→ **PROVIDED DATA**

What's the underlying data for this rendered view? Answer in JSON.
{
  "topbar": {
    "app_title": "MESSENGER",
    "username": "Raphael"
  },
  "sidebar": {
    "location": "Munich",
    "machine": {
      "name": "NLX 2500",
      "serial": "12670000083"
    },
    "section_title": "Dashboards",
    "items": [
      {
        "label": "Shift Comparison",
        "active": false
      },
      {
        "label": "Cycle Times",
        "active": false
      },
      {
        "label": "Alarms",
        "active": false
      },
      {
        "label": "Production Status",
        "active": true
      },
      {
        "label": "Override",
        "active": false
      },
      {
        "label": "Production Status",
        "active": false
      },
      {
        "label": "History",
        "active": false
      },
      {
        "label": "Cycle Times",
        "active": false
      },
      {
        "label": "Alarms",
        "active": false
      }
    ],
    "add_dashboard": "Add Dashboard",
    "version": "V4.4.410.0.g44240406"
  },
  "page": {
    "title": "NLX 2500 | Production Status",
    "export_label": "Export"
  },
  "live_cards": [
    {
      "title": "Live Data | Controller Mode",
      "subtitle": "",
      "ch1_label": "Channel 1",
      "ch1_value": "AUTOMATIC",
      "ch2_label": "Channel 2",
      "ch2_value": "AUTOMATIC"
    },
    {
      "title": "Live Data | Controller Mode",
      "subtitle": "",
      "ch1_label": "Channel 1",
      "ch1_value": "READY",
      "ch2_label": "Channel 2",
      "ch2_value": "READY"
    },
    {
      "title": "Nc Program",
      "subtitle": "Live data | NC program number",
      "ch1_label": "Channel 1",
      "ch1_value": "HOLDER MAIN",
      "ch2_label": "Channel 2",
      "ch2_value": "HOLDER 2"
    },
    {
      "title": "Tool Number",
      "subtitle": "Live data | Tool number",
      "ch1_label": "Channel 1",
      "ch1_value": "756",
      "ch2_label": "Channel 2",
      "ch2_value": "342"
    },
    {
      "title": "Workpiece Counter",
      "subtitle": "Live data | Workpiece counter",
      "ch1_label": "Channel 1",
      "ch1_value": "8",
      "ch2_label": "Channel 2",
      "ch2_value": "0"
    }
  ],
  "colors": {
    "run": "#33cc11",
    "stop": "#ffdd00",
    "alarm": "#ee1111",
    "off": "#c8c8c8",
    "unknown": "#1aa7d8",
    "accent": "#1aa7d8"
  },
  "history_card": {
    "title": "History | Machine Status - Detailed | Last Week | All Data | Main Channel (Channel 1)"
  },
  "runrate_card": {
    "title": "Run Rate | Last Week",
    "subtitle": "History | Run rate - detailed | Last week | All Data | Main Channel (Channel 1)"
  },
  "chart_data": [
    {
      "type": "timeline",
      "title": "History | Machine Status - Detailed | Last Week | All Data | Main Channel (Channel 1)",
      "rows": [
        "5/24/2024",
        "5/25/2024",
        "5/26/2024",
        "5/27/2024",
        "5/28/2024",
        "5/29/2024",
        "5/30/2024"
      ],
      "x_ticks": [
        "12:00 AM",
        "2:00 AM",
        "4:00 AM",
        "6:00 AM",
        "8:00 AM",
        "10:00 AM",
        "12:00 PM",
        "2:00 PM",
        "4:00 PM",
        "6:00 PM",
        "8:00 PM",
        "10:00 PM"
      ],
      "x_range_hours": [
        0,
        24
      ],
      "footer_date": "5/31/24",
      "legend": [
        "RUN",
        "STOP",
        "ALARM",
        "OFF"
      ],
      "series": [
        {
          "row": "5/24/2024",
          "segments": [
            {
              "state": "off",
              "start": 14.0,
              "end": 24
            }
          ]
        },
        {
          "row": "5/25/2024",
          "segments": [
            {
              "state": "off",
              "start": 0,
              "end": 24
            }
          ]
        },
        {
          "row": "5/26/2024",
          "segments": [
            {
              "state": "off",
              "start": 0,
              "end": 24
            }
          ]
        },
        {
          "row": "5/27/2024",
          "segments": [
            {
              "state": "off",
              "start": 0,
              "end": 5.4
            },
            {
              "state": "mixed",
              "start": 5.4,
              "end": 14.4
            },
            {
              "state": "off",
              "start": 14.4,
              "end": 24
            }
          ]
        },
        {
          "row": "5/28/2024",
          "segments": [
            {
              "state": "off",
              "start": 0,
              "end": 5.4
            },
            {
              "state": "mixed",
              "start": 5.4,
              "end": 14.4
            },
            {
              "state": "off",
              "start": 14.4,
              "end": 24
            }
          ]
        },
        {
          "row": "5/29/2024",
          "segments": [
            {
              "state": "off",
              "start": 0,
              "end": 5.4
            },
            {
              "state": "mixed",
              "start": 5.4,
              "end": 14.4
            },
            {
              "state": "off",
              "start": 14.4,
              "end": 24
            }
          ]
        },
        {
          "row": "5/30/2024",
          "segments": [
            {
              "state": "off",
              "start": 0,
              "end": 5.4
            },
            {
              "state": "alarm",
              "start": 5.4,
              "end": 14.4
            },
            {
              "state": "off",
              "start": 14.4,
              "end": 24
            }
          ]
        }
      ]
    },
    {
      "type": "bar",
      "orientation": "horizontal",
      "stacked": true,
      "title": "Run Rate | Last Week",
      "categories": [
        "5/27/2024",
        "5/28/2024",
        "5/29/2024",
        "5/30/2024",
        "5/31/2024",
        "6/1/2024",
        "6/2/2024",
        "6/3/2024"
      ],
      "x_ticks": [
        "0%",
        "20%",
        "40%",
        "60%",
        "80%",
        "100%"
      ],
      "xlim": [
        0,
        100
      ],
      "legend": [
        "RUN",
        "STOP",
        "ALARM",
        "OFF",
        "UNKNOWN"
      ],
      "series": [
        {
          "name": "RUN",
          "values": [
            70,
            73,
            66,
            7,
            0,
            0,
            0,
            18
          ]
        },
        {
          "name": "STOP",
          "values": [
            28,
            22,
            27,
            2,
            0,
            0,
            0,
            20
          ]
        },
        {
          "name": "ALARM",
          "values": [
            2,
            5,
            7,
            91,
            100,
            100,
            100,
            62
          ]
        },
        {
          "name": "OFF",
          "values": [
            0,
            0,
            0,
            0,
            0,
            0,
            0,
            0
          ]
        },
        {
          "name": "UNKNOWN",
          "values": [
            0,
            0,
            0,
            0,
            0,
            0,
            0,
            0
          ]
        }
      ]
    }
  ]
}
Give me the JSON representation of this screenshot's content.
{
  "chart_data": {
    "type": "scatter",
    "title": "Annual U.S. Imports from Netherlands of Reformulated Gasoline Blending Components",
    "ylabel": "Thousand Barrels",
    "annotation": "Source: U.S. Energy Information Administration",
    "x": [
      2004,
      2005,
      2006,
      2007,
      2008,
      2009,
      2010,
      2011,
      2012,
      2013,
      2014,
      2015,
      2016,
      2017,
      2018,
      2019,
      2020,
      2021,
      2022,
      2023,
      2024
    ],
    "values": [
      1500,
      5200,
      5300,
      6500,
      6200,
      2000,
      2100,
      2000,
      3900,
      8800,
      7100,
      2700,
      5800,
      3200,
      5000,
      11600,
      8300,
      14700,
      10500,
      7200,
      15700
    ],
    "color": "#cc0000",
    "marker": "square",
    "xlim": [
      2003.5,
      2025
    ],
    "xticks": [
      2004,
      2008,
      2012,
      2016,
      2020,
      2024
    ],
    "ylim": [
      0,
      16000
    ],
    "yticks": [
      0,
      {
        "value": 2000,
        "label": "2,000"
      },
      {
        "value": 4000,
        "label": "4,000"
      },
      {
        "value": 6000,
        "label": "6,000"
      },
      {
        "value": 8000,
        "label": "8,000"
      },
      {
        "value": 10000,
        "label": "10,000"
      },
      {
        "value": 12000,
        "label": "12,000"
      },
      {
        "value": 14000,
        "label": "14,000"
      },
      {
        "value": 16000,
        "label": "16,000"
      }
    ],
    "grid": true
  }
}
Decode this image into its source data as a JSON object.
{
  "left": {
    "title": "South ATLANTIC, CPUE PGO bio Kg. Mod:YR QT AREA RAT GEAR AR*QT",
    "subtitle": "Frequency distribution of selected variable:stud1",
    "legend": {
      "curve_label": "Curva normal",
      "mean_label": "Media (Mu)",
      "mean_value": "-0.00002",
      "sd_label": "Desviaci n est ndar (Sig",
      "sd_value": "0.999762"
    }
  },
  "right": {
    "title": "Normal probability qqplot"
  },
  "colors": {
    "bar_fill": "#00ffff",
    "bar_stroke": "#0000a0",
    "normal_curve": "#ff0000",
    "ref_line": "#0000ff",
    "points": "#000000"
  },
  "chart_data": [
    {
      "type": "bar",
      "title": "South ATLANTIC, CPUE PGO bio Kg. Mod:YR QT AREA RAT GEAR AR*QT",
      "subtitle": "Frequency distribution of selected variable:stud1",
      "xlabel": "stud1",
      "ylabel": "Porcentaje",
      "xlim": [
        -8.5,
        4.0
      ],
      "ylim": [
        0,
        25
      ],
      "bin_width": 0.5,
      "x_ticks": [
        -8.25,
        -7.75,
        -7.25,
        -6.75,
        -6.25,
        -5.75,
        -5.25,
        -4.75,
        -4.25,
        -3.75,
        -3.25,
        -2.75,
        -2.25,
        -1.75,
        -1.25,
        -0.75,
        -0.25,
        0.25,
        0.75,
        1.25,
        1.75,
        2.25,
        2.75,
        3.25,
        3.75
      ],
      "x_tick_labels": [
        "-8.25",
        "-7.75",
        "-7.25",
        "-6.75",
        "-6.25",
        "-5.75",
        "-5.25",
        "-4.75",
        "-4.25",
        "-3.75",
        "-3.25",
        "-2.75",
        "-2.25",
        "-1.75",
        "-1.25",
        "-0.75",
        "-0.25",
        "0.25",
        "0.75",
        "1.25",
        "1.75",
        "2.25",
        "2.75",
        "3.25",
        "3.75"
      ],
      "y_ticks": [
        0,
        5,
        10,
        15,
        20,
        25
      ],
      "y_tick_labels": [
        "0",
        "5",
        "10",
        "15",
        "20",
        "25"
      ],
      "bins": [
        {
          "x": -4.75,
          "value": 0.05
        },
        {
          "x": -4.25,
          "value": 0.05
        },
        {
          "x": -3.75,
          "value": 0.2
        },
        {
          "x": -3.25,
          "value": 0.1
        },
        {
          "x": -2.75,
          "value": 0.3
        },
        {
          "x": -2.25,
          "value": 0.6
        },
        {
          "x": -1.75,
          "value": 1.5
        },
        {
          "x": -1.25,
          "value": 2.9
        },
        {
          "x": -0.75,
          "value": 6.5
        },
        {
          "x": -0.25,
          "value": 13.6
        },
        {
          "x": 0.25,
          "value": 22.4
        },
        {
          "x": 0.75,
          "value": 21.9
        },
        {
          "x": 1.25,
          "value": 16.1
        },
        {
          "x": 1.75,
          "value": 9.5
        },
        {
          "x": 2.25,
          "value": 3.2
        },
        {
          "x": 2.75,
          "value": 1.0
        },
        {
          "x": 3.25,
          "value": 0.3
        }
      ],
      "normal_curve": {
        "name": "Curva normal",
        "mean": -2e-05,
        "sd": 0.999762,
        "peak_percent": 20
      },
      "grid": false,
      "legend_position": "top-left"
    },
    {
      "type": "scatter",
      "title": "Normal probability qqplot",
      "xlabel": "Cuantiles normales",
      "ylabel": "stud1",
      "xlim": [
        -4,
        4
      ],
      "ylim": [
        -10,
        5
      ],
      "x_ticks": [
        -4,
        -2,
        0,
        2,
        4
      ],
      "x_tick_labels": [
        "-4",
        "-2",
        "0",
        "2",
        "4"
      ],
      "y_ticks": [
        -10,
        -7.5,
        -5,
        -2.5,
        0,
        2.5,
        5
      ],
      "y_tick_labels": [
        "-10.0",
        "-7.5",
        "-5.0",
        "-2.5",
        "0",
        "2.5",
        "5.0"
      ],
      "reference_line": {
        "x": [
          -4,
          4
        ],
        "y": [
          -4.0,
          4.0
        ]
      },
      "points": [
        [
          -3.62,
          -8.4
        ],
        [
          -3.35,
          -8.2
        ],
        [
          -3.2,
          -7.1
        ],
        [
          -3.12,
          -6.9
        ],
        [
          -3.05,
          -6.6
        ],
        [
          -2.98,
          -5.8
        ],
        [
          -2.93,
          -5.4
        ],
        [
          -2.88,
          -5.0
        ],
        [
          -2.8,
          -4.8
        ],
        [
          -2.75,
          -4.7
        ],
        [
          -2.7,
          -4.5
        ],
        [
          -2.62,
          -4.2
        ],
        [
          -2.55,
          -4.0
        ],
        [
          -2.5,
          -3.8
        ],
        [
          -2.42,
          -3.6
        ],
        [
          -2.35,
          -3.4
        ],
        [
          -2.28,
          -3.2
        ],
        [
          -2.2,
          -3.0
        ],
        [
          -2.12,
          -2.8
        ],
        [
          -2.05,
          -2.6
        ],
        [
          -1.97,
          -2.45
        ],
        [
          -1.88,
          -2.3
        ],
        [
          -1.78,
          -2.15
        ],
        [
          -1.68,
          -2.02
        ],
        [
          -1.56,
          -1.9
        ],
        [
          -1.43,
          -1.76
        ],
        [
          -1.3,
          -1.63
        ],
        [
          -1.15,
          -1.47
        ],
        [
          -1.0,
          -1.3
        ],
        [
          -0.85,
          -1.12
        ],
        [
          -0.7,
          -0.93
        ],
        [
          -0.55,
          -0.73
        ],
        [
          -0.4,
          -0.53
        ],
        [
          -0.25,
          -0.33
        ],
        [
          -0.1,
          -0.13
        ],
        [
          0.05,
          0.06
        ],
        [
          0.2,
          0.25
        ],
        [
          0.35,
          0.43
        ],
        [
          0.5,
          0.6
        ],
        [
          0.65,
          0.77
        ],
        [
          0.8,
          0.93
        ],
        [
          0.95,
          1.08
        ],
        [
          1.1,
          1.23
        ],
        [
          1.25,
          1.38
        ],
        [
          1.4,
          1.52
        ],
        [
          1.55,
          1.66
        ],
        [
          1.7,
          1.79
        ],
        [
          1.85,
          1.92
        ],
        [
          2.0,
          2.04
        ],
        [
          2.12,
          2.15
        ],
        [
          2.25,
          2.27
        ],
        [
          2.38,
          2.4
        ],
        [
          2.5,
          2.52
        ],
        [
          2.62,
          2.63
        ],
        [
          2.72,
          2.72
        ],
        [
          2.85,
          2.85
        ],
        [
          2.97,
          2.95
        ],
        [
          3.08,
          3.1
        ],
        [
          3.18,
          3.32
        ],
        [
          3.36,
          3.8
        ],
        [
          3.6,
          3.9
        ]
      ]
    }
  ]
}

→ **WHAT THE EXERCISE ASKS**
Copy each line of the records that contains the word "type".

→ **FINISHED EXERCISE**
      "type": "timeline",
      "type": "bar",
    "type": "scatter",
      "type": "bar",
      "type": "scatter",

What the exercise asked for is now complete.